_Requirements_.
Print the records below word for word, but leave out the pictures.

_Records for this task_.
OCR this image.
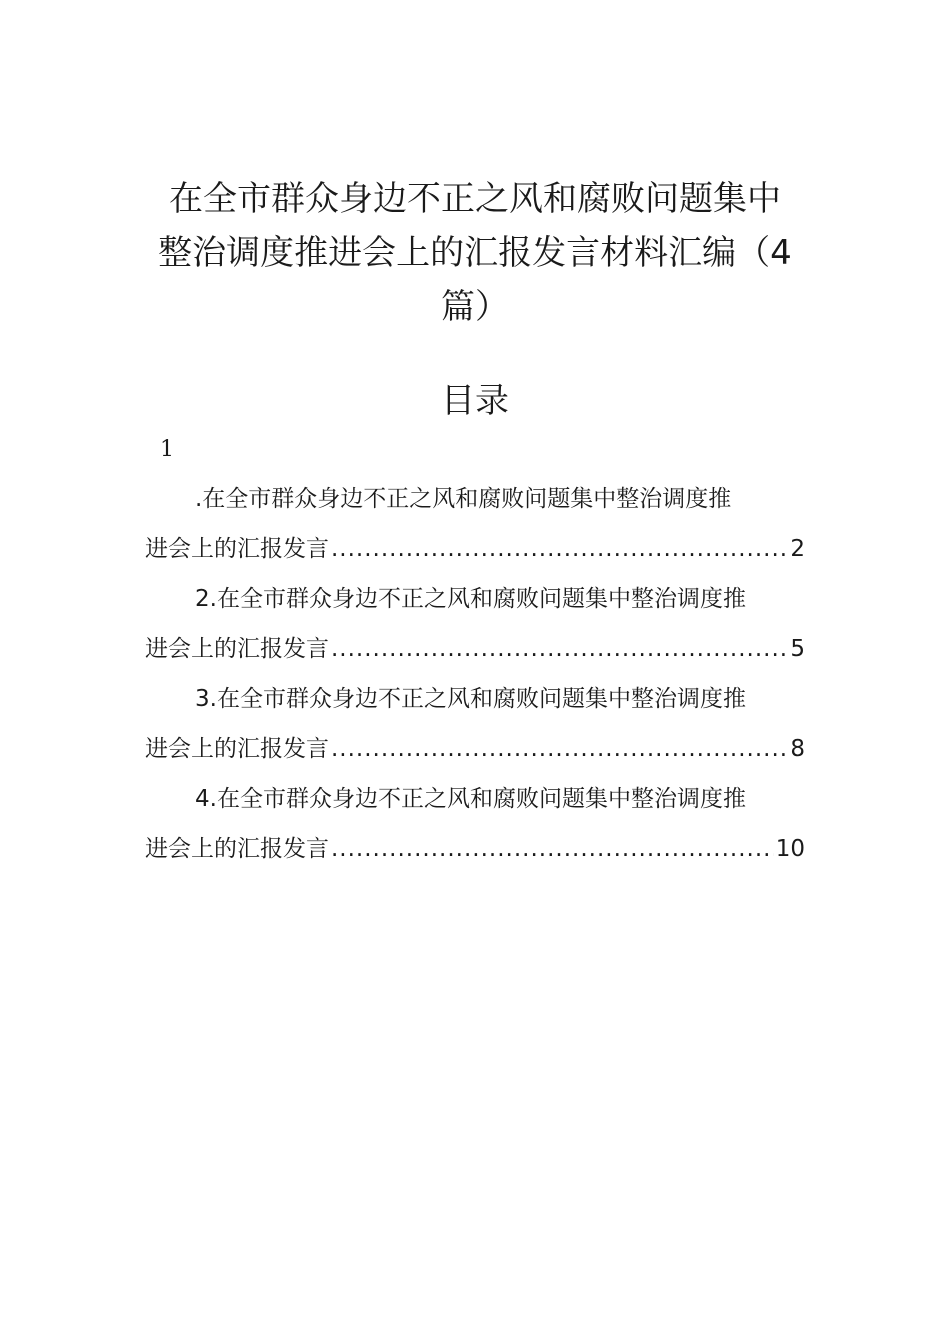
在全市群众身边不正之风和腐败问题集中
整治调度推进会上的汇报发言材料汇编（4
篇）
目录
1
.在全市群众身边不正之风和腐败问题集中整治调度推
进会上的汇报发言 .....	2
2.在全市群众身边不正之风和腐败问题集中整治调度推
进会上的汇报发言 .....	5
3.在全市群众身边不正之风和腐败问题集中整治调度推
进会上的汇报发言 .....	8
4.在全市群众身边不正之风和腐败问题集中整治调度推
进会上的汇报发言 .....	10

_Exercise answer_.
OCR this image.
在全市群众身边不正之风和腐败问题集中
整治调度推进会上的汇报发言材料汇编（4
篇）
目录
1
.在全市群众身边不正之风和腐败问题集中整治调度推
进会上的汇报发言 .....	2
2.在全市群众身边不正之风和腐败问题集中整治调度推
进会上的汇报发言 .....	5
3.在全市群众身边不正之风和腐败问题集中整治调度推
进会上的汇报发言 .....	8
4.在全市群众身边不正之风和腐败问题集中整治调度推
进会上的汇报发言 .....	10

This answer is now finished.